→ WORK INSTRUCTIONS: Each entry must appear again exactly as it does in the source.

BEGIN DATA PROVIDED

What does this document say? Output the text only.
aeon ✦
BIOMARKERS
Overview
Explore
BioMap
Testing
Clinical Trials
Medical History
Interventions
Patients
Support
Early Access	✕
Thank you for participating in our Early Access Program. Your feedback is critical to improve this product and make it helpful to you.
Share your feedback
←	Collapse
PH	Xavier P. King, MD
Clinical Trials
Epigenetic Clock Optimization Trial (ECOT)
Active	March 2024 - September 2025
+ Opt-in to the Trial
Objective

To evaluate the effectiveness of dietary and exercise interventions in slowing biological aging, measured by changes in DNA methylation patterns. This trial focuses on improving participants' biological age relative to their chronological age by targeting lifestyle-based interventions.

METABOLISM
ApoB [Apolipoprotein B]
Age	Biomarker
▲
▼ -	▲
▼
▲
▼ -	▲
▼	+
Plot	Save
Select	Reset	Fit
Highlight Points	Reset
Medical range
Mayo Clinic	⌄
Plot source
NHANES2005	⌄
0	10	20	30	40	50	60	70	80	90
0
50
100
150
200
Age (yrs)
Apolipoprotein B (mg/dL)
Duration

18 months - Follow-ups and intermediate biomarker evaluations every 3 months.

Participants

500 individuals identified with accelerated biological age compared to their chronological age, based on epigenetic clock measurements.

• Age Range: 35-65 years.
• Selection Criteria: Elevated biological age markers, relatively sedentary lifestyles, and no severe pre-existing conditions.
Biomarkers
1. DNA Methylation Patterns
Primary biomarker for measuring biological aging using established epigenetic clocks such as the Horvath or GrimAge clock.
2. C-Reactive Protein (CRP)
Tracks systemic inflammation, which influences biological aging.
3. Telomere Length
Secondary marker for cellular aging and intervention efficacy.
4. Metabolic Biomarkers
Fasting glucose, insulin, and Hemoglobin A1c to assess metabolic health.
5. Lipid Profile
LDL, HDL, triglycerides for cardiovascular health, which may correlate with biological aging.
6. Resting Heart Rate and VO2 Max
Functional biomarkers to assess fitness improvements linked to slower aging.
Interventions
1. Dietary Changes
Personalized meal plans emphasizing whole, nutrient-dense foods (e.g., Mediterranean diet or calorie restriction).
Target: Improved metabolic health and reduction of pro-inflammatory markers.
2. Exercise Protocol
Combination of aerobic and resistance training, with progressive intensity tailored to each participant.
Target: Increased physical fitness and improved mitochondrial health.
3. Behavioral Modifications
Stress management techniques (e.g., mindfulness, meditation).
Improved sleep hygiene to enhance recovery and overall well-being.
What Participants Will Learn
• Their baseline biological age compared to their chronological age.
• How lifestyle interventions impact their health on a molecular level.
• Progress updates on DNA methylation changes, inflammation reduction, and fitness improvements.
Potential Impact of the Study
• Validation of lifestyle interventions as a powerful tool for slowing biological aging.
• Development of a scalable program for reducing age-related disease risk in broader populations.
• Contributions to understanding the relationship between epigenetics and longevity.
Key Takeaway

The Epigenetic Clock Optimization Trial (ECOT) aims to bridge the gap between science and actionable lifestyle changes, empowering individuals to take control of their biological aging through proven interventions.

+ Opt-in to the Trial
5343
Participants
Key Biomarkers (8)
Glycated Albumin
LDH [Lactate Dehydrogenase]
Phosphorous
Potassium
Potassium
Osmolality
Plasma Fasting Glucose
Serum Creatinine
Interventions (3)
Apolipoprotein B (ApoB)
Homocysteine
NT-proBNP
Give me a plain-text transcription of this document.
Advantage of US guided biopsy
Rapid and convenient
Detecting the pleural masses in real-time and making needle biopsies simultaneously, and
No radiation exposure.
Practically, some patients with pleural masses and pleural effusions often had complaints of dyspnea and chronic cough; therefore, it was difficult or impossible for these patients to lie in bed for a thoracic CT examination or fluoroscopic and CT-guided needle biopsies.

END DATA PROVIDED

→ ANSWER BOX:
What does this document say? Output the text only.
aeon ✦
BIOMARKERS
Overview
Explore
BioMap
Testing
Clinical Trials
Medical History
Interventions
Patients
Support
Early Access	✕
Thank you for participating in our Early Access Program. Your feedback is critical to improve this product and make it helpful to you.
Share your feedback
←	Collapse
PH	Xavier P. King, MD
Clinical Trials
Epigenetic Clock Optimization Trial (ECOT)
Active	March 2024 - September 2025
+ Opt-in to the Trial
Objective

To evaluate the effectiveness of dietary and exercise interventions in slowing biological aging, measured by changes in DNA methylation patterns. This trial focuses on improving participants' biological age relative to their chronological age by targeting lifestyle-based interventions.

METABOLISM
ApoB [Apolipoprotein B]
Age	Biomarker
▲
▼ -	▲
▼
▲
▼ -	▲
▼	+
Plot	Save
Select	Reset	Fit
Highlight Points	Reset
Medical range
Mayo Clinic	⌄
Plot source
NHANES2005	⌄
0	10	20	30	40	50	60	70	80	90
0
50
100
150
200
Age (yrs)
Apolipoprotein B (mg/dL)
Duration

18 months - Follow-ups and intermediate biomarker evaluations every 3 months.

Participants

500 individuals identified with accelerated biological age compared to their chronological age, based on epigenetic clock measurements.

• Age Range: 35-65 years.
• Selection Criteria: Elevated biological age markers, relatively sedentary lifestyles, and no severe pre-existing conditions.
Biomarkers
1. DNA Methylation Patterns
Primary biomarker for measuring biological aging using established epigenetic clocks such as the Horvath or GrimAge clock.
2. C-Reactive Protein (CRP)
Tracks systemic inflammation, which influences biological aging.
3. Telomere Length
Secondary marker for cellular aging and intervention efficacy.
4. Metabolic Biomarkers
Fasting glucose, insulin, and Hemoglobin A1c to assess metabolic health.
5. Lipid Profile
LDL, HDL, triglycerides for cardiovascular health, which may correlate with biological aging.
6. Resting Heart Rate and VO2 Max
Functional biomarkers to assess fitness improvements linked to slower aging.
Interventions
1. Dietary Changes
Personalized meal plans emphasizing whole, nutrient-dense foods (e.g., Mediterranean diet or calorie restriction).
Target: Improved metabolic health and reduction of pro-inflammatory markers.
2. Exercise Protocol
Combination of aerobic and resistance training, with progressive intensity tailored to each participant.
Target: Increased physical fitness and improved mitochondrial health.
3. Behavioral Modifications
Stress management techniques (e.g., mindfulness, meditation).
Improved sleep hygiene to enhance recovery and overall well-being.
What Participants Will Learn
• Their baseline biological age compared to their chronological age.
• How lifestyle interventions impact their health on a molecular level.
• Progress updates on DNA methylation changes, inflammation reduction, and fitness improvements.
Potential Impact of the Study
• Validation of lifestyle interventions as a powerful tool for slowing biological aging.
• Development of a scalable program for reducing age-related disease risk in broader populations.
• Contributions to understanding the relationship between epigenetics and longevity.
Key Takeaway

The Epigenetic Clock Optimization Trial (ECOT) aims to bridge the gap between science and actionable lifestyle changes, empowering individuals to take control of their biological aging through proven interventions.

+ Opt-in to the Trial
5343
Participants
Key Biomarkers (8)
Glycated Albumin
LDH [Lactate Dehydrogenase]
Phosphorous
Potassium
Potassium
Osmolality
Plasma Fasting Glucose
Serum Creatinine
Interventions (3)
Apolipoprotein B (ApoB)
Homocysteine
NT-proBNP
Give me a plain-text transcription of this document.
Advantage of US guided biopsy
Rapid and convenient
Detecting the pleural masses in real-time and making needle biopsies simultaneously, and
No radiation exposure.
Practically, some patients with pleural masses and pleural effusions often had complaints of dyspnea and chronic cough; therefore, it was difficult or impossible for these patients to lie in bed for a thoracic CT examination or fluoroscopic and CT-guided needle biopsies.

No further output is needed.